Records
>> begin
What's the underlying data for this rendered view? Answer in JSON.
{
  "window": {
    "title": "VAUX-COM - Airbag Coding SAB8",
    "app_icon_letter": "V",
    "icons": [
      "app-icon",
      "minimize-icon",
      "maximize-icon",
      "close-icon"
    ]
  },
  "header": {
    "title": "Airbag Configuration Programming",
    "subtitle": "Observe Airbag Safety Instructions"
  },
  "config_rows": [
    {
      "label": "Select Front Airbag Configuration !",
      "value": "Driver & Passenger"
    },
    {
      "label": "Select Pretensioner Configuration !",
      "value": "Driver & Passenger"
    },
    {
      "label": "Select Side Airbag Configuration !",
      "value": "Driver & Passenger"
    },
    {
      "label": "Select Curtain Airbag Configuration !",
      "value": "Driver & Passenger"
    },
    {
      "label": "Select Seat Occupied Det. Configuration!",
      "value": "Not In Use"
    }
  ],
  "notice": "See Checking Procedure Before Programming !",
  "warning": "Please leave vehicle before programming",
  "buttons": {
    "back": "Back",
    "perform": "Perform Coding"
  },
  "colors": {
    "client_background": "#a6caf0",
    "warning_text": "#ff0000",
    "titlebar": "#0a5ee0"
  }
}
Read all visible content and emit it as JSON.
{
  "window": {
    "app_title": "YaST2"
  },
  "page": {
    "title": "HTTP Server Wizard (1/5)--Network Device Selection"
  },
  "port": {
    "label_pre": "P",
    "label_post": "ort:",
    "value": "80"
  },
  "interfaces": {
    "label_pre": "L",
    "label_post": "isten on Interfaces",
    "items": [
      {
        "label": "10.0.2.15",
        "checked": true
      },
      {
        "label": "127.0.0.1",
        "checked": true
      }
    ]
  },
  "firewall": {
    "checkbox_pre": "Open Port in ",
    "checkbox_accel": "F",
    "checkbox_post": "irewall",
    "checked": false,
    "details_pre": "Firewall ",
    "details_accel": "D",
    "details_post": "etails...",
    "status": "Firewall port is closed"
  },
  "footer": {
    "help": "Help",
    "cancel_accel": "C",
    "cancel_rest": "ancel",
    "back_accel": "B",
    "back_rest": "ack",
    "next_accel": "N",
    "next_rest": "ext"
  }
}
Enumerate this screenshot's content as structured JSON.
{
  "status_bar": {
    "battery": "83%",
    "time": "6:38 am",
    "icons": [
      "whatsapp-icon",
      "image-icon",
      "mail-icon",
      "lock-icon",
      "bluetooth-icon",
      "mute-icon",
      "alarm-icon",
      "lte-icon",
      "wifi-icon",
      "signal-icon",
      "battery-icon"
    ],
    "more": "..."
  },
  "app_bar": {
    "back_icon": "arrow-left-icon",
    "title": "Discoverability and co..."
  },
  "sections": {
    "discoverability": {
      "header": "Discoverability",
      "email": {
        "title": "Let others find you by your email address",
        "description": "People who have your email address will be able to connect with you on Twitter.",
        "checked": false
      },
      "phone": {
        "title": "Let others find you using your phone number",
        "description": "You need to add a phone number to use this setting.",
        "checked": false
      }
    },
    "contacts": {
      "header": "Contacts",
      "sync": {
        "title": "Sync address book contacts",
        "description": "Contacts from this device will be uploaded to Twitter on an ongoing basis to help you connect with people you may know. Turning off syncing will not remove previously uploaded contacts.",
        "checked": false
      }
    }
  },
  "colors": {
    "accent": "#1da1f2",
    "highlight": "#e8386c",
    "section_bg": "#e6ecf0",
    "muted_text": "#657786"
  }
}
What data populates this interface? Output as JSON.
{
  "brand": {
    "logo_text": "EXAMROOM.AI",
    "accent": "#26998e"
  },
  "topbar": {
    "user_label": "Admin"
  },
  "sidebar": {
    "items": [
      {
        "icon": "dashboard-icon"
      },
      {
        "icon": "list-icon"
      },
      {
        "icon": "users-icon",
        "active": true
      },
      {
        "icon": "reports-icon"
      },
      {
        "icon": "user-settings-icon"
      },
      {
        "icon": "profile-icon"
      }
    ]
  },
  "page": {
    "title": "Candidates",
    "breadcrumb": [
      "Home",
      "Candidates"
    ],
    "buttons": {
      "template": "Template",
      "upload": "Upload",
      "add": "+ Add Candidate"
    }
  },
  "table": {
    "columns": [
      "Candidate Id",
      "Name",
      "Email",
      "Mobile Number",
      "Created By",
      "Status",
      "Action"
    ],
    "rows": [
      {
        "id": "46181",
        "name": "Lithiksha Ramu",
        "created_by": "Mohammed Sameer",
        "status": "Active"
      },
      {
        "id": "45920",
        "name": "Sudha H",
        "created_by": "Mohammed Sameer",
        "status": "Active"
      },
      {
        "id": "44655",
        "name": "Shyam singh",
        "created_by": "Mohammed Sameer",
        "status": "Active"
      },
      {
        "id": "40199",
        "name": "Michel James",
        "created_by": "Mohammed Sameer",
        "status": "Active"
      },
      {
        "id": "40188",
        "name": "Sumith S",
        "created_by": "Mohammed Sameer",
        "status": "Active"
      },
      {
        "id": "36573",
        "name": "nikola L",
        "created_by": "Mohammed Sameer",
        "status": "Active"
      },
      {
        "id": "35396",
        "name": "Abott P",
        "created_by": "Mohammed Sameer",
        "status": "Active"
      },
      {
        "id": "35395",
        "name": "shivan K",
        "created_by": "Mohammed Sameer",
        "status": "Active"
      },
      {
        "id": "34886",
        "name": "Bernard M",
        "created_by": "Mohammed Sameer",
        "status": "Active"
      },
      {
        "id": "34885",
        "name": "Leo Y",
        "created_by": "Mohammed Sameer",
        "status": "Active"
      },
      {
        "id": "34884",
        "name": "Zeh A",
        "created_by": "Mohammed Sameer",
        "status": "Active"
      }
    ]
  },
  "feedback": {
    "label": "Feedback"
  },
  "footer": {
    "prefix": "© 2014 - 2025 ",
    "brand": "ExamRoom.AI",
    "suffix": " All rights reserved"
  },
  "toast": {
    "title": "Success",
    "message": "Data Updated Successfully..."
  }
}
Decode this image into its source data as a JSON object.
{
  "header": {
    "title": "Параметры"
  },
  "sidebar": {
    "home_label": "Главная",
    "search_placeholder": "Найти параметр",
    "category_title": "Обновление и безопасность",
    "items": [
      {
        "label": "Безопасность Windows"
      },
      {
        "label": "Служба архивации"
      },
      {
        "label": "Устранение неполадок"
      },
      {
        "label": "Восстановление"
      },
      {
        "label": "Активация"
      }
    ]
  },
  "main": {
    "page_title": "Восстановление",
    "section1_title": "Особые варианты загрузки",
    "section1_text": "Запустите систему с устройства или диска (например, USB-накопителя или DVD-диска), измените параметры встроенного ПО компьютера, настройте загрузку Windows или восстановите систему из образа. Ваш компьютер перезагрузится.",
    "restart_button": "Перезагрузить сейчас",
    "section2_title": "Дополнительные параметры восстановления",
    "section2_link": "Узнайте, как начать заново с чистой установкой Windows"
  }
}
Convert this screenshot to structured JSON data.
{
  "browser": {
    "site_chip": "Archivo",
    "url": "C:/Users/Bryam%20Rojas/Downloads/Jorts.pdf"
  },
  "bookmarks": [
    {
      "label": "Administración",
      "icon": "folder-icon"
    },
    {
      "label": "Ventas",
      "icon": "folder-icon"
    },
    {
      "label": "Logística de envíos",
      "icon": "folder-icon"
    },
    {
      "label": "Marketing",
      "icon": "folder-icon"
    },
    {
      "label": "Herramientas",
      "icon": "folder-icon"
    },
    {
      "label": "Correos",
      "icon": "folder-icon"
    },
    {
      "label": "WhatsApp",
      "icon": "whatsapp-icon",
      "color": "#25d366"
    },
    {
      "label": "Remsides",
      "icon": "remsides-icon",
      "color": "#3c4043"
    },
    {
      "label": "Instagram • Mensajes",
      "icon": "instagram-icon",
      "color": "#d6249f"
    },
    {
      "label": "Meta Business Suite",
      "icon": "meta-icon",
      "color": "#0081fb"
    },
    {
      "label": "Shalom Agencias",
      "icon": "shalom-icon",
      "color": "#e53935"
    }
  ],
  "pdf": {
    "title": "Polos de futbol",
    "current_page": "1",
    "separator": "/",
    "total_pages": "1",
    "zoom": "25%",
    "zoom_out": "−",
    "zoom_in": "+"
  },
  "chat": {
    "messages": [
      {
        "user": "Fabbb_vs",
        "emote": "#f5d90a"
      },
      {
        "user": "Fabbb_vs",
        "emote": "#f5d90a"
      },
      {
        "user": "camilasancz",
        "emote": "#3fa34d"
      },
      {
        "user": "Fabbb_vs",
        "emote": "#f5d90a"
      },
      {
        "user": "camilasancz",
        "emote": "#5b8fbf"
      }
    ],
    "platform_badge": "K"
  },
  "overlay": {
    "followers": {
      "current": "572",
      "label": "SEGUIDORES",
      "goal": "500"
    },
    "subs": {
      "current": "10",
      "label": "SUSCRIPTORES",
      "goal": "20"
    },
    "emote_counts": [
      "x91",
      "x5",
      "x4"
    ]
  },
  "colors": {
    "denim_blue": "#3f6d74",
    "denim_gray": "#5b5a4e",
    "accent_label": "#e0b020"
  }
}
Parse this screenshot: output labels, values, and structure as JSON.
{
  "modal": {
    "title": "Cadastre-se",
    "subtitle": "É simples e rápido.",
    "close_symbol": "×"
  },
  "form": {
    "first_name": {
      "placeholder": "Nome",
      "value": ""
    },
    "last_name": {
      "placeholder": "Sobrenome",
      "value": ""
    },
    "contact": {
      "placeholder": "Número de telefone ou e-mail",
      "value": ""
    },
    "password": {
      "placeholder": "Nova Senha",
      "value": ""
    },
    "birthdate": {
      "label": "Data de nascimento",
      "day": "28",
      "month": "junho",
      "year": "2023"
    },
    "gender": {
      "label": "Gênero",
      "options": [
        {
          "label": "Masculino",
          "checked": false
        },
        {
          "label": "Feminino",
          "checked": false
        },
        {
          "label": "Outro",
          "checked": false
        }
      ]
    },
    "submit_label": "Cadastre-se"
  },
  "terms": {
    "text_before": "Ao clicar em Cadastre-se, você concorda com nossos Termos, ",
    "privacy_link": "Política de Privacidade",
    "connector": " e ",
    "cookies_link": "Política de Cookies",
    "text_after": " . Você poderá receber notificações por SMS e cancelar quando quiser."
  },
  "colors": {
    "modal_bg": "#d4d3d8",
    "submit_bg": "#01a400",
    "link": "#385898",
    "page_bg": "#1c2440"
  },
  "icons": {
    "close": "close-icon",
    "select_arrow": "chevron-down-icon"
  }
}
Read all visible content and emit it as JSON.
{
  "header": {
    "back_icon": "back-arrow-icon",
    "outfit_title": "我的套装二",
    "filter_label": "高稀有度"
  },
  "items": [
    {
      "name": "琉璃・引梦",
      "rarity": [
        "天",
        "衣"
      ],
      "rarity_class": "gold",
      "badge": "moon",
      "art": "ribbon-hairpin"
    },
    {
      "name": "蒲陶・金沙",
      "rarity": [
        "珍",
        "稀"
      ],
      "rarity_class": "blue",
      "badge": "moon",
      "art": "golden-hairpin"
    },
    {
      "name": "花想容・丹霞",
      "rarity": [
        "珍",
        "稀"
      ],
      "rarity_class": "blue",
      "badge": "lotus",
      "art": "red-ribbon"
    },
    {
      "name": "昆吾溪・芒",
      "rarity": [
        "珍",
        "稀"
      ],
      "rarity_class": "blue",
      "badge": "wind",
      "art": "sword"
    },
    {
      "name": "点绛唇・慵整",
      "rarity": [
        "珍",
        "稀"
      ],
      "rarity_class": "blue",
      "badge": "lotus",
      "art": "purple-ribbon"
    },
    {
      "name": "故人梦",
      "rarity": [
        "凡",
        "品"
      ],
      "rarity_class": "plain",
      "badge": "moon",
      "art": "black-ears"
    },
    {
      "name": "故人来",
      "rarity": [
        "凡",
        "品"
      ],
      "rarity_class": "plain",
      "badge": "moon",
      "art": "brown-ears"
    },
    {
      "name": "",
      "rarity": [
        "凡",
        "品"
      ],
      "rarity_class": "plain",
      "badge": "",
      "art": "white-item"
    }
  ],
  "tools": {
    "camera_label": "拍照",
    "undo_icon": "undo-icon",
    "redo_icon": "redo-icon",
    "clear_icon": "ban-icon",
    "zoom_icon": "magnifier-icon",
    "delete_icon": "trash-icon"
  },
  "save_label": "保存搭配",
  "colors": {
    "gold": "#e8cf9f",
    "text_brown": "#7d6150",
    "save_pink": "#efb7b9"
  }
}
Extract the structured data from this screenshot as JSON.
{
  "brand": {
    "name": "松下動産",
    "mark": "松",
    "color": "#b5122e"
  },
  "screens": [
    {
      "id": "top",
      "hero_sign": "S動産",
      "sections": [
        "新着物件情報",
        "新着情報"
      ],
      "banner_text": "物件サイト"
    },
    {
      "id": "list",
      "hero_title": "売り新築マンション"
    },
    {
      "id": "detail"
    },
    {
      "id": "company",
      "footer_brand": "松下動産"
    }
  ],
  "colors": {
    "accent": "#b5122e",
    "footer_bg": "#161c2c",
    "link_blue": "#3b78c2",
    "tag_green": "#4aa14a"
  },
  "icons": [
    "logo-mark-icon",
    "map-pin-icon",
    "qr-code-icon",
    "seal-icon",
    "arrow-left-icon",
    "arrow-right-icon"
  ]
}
>> end
From the listing above, pick out each line where the word "description" appears.

◆ **Answer to this problem**
        "description": "People who have your email address will be able to connect with you on Twitter.",
        "description": "You need to add a phone number to use this setting.",
        "description": "Contacts from this device will be uploaded to Twitter on an ongoing basis to help you connect with people you may know. Turning off syncing will not remove previously uploaded contacts.",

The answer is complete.